### Short exercise
Take every line from the listing below that contains "content".

### Exercise inputs
-=-=-=-=-

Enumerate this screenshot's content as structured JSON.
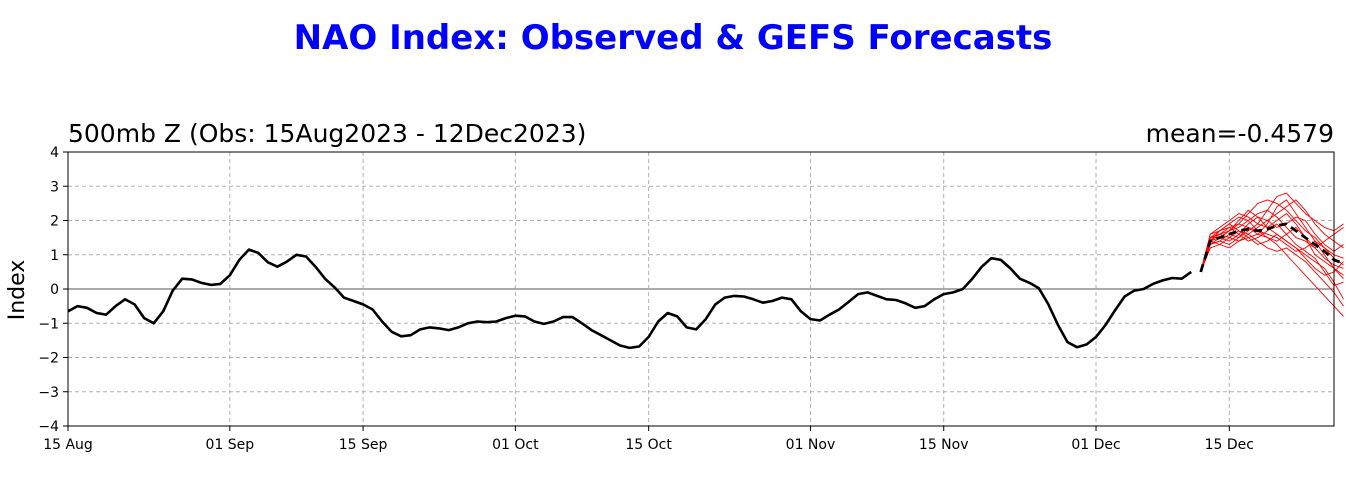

-=-=-=-=-

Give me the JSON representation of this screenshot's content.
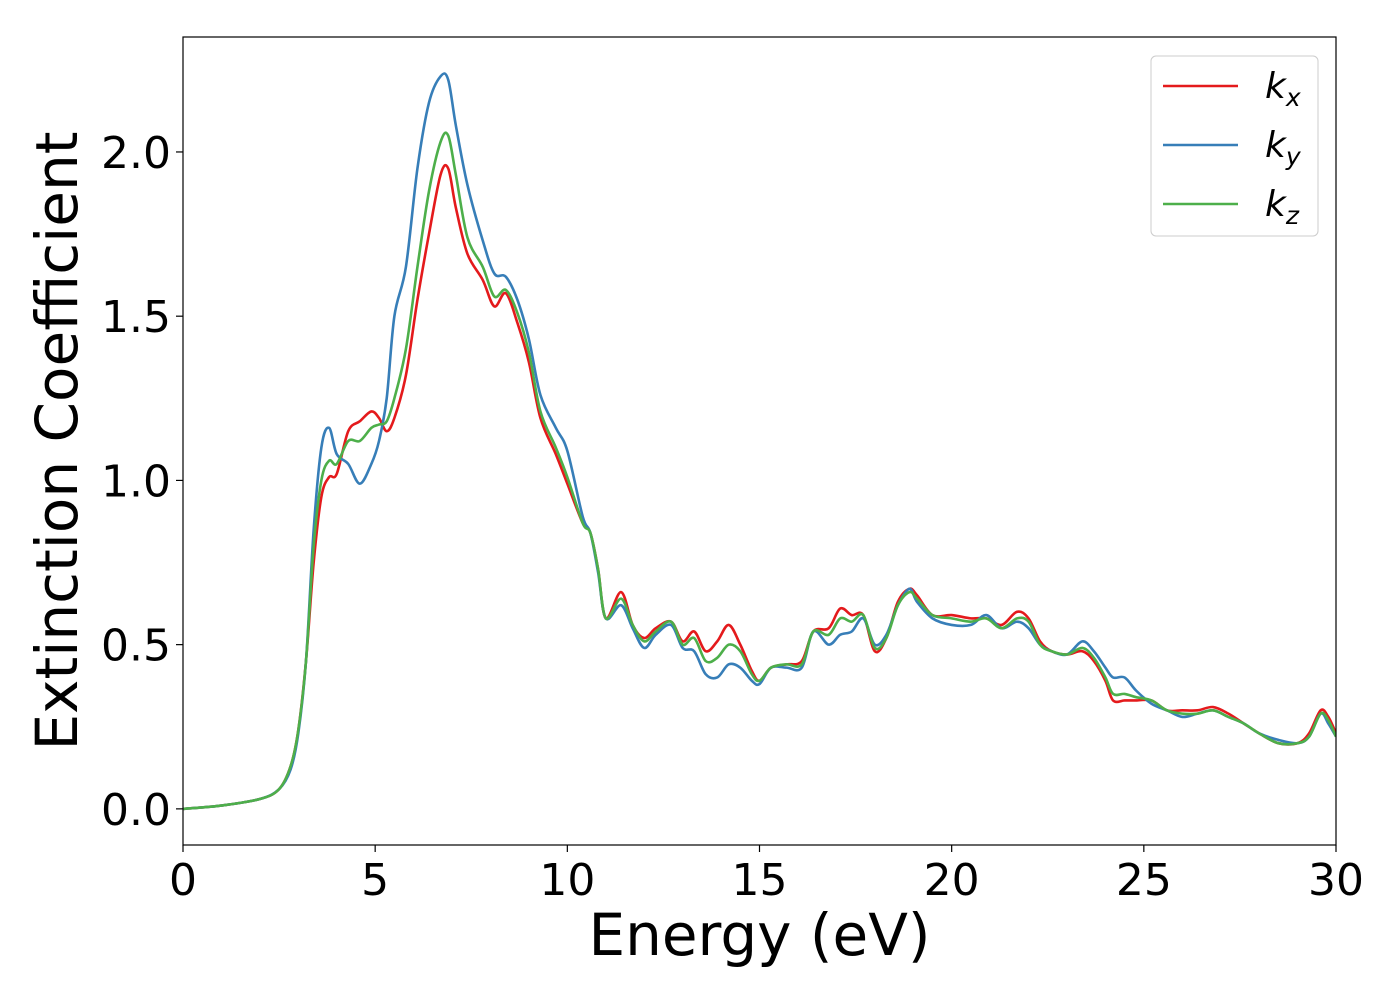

-=-=-=-=-

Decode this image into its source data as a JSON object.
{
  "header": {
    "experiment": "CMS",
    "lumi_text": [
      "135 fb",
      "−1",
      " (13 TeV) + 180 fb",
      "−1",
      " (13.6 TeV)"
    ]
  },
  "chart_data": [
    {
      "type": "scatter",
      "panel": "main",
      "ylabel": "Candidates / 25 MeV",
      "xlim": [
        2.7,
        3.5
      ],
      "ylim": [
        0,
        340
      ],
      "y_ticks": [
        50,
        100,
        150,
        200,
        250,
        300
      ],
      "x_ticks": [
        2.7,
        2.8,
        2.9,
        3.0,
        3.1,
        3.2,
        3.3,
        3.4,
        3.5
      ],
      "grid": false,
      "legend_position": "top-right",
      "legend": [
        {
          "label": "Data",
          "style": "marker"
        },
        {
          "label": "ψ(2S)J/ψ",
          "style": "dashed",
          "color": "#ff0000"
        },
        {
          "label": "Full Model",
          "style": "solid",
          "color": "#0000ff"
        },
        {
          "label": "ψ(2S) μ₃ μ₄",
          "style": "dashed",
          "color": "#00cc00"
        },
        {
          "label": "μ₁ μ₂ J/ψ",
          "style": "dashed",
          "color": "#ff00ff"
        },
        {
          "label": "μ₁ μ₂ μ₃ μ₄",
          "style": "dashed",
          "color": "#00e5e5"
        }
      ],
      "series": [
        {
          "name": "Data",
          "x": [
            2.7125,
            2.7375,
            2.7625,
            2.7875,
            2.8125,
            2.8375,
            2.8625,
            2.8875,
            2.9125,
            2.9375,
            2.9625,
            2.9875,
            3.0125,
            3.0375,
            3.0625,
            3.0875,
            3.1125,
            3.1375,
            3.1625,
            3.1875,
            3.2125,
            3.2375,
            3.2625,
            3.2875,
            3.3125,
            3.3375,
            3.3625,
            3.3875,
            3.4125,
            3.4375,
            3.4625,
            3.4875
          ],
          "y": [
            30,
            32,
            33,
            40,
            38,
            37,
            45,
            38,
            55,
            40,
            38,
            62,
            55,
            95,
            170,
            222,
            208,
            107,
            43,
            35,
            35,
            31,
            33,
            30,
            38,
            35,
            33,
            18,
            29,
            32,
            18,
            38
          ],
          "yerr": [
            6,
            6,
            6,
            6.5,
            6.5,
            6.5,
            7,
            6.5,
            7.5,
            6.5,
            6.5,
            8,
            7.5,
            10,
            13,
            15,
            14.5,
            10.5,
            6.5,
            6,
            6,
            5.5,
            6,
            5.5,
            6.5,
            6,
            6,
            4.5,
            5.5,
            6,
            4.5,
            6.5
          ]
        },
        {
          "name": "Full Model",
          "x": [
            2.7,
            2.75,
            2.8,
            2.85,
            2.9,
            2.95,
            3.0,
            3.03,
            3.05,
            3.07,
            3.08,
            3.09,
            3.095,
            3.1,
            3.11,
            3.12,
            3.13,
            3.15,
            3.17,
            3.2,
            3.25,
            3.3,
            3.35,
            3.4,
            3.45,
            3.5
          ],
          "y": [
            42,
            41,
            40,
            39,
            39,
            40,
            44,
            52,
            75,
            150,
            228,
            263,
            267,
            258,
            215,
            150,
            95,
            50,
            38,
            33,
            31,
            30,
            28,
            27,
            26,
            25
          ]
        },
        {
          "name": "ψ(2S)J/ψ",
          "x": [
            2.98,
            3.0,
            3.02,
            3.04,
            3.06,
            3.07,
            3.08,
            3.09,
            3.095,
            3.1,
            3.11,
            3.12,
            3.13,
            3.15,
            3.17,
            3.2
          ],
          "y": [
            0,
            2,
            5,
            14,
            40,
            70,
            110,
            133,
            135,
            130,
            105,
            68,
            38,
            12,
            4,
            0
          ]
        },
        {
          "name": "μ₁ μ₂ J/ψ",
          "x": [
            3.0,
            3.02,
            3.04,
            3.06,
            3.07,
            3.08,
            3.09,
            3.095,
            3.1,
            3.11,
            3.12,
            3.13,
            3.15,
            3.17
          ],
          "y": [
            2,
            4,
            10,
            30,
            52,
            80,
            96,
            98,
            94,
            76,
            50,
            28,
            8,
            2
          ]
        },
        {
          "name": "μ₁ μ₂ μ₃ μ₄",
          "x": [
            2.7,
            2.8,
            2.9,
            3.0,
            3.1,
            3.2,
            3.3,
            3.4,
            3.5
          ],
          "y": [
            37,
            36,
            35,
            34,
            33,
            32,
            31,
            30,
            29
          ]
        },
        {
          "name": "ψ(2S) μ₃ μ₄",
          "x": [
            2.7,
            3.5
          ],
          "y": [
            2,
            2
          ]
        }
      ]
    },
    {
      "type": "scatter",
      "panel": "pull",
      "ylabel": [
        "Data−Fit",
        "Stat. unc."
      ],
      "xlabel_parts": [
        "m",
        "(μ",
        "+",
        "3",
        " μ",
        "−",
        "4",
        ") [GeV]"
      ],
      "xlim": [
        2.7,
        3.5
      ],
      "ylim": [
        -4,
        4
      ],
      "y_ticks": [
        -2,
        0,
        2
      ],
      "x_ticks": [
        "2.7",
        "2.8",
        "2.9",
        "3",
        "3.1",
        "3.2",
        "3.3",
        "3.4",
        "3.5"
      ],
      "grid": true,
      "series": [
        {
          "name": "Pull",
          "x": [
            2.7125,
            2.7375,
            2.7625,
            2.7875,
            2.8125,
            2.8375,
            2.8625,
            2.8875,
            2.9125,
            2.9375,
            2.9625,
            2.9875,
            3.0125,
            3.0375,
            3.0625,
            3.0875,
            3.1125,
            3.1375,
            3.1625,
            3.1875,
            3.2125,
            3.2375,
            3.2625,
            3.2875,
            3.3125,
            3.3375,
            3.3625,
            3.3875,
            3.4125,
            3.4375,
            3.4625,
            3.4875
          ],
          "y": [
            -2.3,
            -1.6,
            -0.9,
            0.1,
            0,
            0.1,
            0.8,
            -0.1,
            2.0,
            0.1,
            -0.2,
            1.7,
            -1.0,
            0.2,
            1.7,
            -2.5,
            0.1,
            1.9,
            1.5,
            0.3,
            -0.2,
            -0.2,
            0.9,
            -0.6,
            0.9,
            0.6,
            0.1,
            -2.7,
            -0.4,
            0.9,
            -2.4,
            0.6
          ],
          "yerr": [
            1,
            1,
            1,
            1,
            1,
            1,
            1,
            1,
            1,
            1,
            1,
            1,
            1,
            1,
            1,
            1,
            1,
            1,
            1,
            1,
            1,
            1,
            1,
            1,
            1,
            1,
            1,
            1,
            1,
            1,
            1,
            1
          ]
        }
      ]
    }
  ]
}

-=-=-=-=-

### Correct result
Enumerate this screenshot's content as structured JSON.
Give me the JSON representation of this screenshot's content.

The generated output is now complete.